#### What is needed:
Retype the following lines with no changes.

# start of Provided entries

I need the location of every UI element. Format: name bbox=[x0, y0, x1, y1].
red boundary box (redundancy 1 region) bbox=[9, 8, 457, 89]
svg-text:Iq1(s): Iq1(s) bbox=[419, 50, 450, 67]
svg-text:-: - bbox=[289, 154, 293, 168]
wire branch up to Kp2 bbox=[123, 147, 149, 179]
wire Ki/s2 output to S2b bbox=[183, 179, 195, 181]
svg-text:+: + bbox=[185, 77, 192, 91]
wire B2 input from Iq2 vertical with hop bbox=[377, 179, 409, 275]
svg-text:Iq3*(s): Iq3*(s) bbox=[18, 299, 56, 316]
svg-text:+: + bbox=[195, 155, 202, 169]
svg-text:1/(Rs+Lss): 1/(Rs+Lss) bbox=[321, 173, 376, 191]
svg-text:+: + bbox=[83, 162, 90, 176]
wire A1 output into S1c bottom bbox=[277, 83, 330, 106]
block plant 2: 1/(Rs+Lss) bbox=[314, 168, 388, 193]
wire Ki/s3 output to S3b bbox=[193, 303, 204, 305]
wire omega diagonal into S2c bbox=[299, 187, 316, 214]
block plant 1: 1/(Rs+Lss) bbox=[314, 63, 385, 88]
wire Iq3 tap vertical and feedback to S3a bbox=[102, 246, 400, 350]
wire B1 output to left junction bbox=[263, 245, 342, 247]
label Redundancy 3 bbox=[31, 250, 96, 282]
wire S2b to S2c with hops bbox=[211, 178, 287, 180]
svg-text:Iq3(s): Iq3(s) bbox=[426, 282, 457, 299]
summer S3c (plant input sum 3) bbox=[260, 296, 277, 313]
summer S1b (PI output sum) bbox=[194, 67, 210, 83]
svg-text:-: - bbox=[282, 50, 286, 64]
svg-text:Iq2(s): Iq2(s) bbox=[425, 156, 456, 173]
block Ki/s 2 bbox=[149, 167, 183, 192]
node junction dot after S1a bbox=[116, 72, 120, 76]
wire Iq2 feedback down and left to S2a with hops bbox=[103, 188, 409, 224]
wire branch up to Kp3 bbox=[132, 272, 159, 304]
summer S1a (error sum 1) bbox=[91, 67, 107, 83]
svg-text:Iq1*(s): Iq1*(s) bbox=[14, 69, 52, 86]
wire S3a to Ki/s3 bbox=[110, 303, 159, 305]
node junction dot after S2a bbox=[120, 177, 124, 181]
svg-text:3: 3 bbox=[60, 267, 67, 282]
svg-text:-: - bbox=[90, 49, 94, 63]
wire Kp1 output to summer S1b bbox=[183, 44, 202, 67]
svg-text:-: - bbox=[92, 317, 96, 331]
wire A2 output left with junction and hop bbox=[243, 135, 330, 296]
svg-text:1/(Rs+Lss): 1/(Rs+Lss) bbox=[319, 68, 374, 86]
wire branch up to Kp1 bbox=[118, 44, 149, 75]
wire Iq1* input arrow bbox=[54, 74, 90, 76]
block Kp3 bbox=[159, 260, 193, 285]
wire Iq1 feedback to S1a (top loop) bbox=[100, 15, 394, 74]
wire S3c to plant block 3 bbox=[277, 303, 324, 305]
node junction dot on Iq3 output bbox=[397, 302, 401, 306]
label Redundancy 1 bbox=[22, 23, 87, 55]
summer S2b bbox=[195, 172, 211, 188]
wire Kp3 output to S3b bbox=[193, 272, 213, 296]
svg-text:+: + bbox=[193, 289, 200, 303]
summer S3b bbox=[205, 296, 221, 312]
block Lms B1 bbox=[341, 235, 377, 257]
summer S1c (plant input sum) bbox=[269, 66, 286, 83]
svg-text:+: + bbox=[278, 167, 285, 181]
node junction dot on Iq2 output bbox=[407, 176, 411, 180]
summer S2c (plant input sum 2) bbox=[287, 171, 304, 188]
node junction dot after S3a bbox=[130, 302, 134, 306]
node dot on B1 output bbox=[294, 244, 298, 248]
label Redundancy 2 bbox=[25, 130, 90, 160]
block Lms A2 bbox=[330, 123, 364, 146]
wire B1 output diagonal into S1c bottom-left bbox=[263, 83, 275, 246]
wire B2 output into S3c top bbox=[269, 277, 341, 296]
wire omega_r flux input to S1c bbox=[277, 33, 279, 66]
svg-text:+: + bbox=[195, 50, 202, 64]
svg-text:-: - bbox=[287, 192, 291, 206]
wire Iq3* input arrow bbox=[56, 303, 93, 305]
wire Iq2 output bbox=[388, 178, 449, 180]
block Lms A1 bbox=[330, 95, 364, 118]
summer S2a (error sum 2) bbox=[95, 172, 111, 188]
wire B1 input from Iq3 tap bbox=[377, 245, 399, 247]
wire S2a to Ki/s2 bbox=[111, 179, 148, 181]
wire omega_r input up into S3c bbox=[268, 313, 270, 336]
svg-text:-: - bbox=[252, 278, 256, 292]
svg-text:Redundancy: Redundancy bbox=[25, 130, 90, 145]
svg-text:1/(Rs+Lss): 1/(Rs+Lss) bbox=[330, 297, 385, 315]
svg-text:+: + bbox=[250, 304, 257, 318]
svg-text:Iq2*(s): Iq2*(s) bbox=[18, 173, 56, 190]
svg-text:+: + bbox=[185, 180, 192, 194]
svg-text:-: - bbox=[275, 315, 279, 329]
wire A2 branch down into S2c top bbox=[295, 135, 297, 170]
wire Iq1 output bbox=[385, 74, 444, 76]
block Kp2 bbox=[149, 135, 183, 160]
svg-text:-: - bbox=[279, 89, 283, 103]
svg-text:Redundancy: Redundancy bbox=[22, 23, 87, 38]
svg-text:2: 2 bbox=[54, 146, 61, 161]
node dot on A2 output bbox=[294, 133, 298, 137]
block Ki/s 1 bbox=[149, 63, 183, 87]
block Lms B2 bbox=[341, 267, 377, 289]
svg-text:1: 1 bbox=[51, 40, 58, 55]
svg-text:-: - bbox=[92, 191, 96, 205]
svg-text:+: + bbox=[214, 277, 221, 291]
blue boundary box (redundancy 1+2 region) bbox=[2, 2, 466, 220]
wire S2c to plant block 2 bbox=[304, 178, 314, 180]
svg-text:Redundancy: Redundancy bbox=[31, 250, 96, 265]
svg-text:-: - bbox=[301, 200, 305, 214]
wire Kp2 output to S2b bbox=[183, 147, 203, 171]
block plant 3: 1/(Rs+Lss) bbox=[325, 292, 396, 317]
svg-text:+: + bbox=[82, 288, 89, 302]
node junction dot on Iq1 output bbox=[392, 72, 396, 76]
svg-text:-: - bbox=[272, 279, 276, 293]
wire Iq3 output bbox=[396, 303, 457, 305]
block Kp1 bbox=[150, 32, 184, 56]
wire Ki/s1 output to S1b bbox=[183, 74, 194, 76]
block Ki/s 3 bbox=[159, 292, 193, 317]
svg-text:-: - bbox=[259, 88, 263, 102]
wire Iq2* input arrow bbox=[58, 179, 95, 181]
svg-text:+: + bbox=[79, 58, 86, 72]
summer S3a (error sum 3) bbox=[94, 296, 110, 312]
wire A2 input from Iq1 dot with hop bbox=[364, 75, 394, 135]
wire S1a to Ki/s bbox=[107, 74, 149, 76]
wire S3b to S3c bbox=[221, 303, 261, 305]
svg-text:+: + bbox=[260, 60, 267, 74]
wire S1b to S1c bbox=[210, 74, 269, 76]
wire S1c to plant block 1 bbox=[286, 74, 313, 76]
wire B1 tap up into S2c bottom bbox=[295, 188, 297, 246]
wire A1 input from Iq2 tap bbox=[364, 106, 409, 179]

# end of Provided entries

#### Final result:
I need the location of every UI element. Format: name bbox=[x0, y0, x1, y1].
red boundary box (redundancy 1 region) bbox=[9, 8, 457, 89]
svg-text:Iq1(s): Iq1(s) bbox=[419, 50, 450, 67]
svg-text:-: - bbox=[289, 154, 293, 168]
wire branch up to Kp2 bbox=[123, 147, 149, 179]
wire Ki/s2 output to S2b bbox=[183, 179, 195, 181]
svg-text:+: + bbox=[185, 77, 192, 91]
wire B2 input from Iq2 vertical with hop bbox=[377, 179, 409, 275]
svg-text:Iq3*(s): Iq3*(s) bbox=[18, 299, 56, 316]
svg-text:+: + bbox=[195, 155, 202, 169]
svg-text:1/(Rs+Lss): 1/(Rs+Lss) bbox=[321, 173, 376, 191]
svg-text:+: + bbox=[83, 162, 90, 176]
wire A1 output into S1c bottom bbox=[277, 83, 330, 106]
block plant 2: 1/(Rs+Lss) bbox=[314, 168, 388, 193]
wire Ki/s3 output to S3b bbox=[193, 303, 204, 305]
wire omega diagonal into S2c bbox=[299, 187, 316, 214]
block plant 1: 1/(Rs+Lss) bbox=[314, 63, 385, 88]
wire Iq3 tap vertical and feedback to S3a bbox=[102, 246, 400, 350]
wire B1 output to left junction bbox=[263, 245, 342, 247]
label Redundancy 3 bbox=[31, 250, 96, 282]
wire S2b to S2c with hops bbox=[211, 178, 287, 180]
svg-text:Iq3(s): Iq3(s) bbox=[426, 282, 457, 299]
summer S3c (plant input sum 3) bbox=[260, 296, 277, 313]
summer S1b (PI output sum) bbox=[194, 67, 210, 83]
svg-text:-: - bbox=[282, 50, 286, 64]
svg-text:Iq2(s): Iq2(s) bbox=[425, 156, 456, 173]
block Ki/s 2 bbox=[149, 167, 183, 192]
node junction dot after S1a bbox=[116, 72, 120, 76]
wire Iq2 feedback down and left to S2a with hops bbox=[103, 188, 409, 224]
wire branch up to Kp3 bbox=[132, 272, 159, 304]
summer S1a (error sum 1) bbox=[91, 67, 107, 83]
svg-text:Iq1*(s): Iq1*(s) bbox=[14, 69, 52, 86]
wire S3a to Ki/s3 bbox=[110, 303, 159, 305]
node junction dot after S2a bbox=[120, 177, 124, 181]
svg-text:3: 3 bbox=[60, 267, 67, 282]
svg-text:-: - bbox=[90, 49, 94, 63]
wire Kp1 output to summer S1b bbox=[183, 44, 202, 67]
svg-text:-: - bbox=[92, 317, 96, 331]
wire A2 output left with junction and hop bbox=[243, 135, 330, 296]
svg-text:1/(Rs+Lss): 1/(Rs+Lss) bbox=[319, 68, 374, 86]
wire branch up to Kp1 bbox=[118, 44, 149, 75]
wire Iq1* input arrow bbox=[54, 74, 90, 76]
block Kp3 bbox=[159, 260, 193, 285]
wire Iq1 feedback to S1a (top loop) bbox=[100, 15, 394, 74]
wire S3c to plant block 3 bbox=[277, 303, 324, 305]
node junction dot on Iq3 output bbox=[397, 302, 401, 306]
label Redundancy 1 bbox=[22, 23, 87, 55]
summer S2b bbox=[195, 172, 211, 188]
wire Kp3 output to S3b bbox=[193, 272, 213, 296]
svg-text:+: + bbox=[193, 289, 200, 303]
summer S3b bbox=[205, 296, 221, 312]
block Lms B1 bbox=[341, 235, 377, 257]
summer S1c (plant input sum) bbox=[269, 66, 286, 83]
svg-text:+: + bbox=[278, 167, 285, 181]
node junction dot on Iq2 output bbox=[407, 176, 411, 180]
summer S2c (plant input sum 2) bbox=[287, 171, 304, 188]
node junction dot after S3a bbox=[130, 302, 134, 306]
node dot on B1 output bbox=[294, 244, 298, 248]
label Redundancy 2 bbox=[25, 130, 90, 160]
block Lms A2 bbox=[330, 123, 364, 146]
wire B1 output diagonal into S1c bottom-left bbox=[263, 83, 275, 246]
wire B2 output into S3c top bbox=[269, 277, 341, 296]
wire omega_r flux input to S1c bbox=[277, 33, 279, 66]
svg-text:+: + bbox=[195, 50, 202, 64]
svg-text:-: - bbox=[287, 192, 291, 206]
wire Iq3* input arrow bbox=[56, 303, 93, 305]
wire Iq2 output bbox=[388, 178, 449, 180]
block Lms A1 bbox=[330, 95, 364, 118]
summer S2a (error sum 2) bbox=[95, 172, 111, 188]
wire B1 input from Iq3 tap bbox=[377, 245, 399, 247]
wire S2a to Ki/s2 bbox=[111, 179, 148, 181]
wire omega_r input up into S3c bbox=[268, 313, 270, 336]
svg-text:-: - bbox=[252, 278, 256, 292]
svg-text:Redundancy: Redundancy bbox=[25, 130, 90, 145]
svg-text:1/(Rs+Lss): 1/(Rs+Lss) bbox=[330, 297, 385, 315]
svg-text:+: + bbox=[250, 304, 257, 318]
svg-text:Iq2*(s): Iq2*(s) bbox=[18, 173, 56, 190]
svg-text:+: + bbox=[185, 180, 192, 194]
svg-text:-: - bbox=[275, 315, 279, 329]
wire A2 branch down into S2c top bbox=[295, 135, 297, 170]
wire Iq1 output bbox=[385, 74, 444, 76]
block Kp2 bbox=[149, 135, 183, 160]
svg-text:-: - bbox=[279, 89, 283, 103]
svg-text:Redundancy: Redundancy bbox=[22, 23, 87, 38]
svg-text:2: 2 bbox=[54, 146, 61, 161]
node dot on A2 output bbox=[294, 133, 298, 137]
block Ki/s 1 bbox=[149, 63, 183, 87]
block Lms B2 bbox=[341, 267, 377, 289]
svg-text:1: 1 bbox=[51, 40, 58, 55]
svg-text:-: - bbox=[92, 191, 96, 205]
svg-text:+: + bbox=[214, 277, 221, 291]
blue boundary box (redundancy 1+2 region) bbox=[2, 2, 466, 220]
wire S2c to plant block 2 bbox=[304, 178, 314, 180]
svg-text:Redundancy: Redundancy bbox=[31, 250, 96, 265]
svg-text:-: - bbox=[301, 200, 305, 214]
wire Kp2 output to S2b bbox=[183, 147, 203, 171]
block plant 3: 1/(Rs+Lss) bbox=[325, 292, 396, 317]
svg-text:+: + bbox=[82, 288, 89, 302]
node junction dot on Iq1 output bbox=[392, 72, 396, 76]
svg-text:-: - bbox=[272, 279, 276, 293]
wire Iq3 output bbox=[396, 303, 457, 305]
block Kp1 bbox=[150, 32, 184, 56]
wire Ki/s1 output to S1b bbox=[183, 74, 194, 76]
block Ki/s 3 bbox=[159, 292, 193, 317]
svg-text:-: - bbox=[259, 88, 263, 102]
wire Iq2* input arrow bbox=[58, 179, 95, 181]
svg-text:+: + bbox=[79, 58, 86, 72]
summer S3a (error sum 3) bbox=[94, 296, 110, 312]
wire A2 input from Iq1 dot with hop bbox=[364, 75, 394, 135]
wire S1a to Ki/s bbox=[107, 74, 149, 76]
wire S3b to S3c bbox=[221, 303, 261, 305]
svg-text:+: + bbox=[260, 60, 267, 74]
wire S1b to S1c bbox=[210, 74, 269, 76]
wire S1c to plant block 1 bbox=[286, 74, 313, 76]
wire B1 tap up into S2c bottom bbox=[295, 188, 297, 246]
wire A1 input from Iq2 tap bbox=[364, 106, 409, 179]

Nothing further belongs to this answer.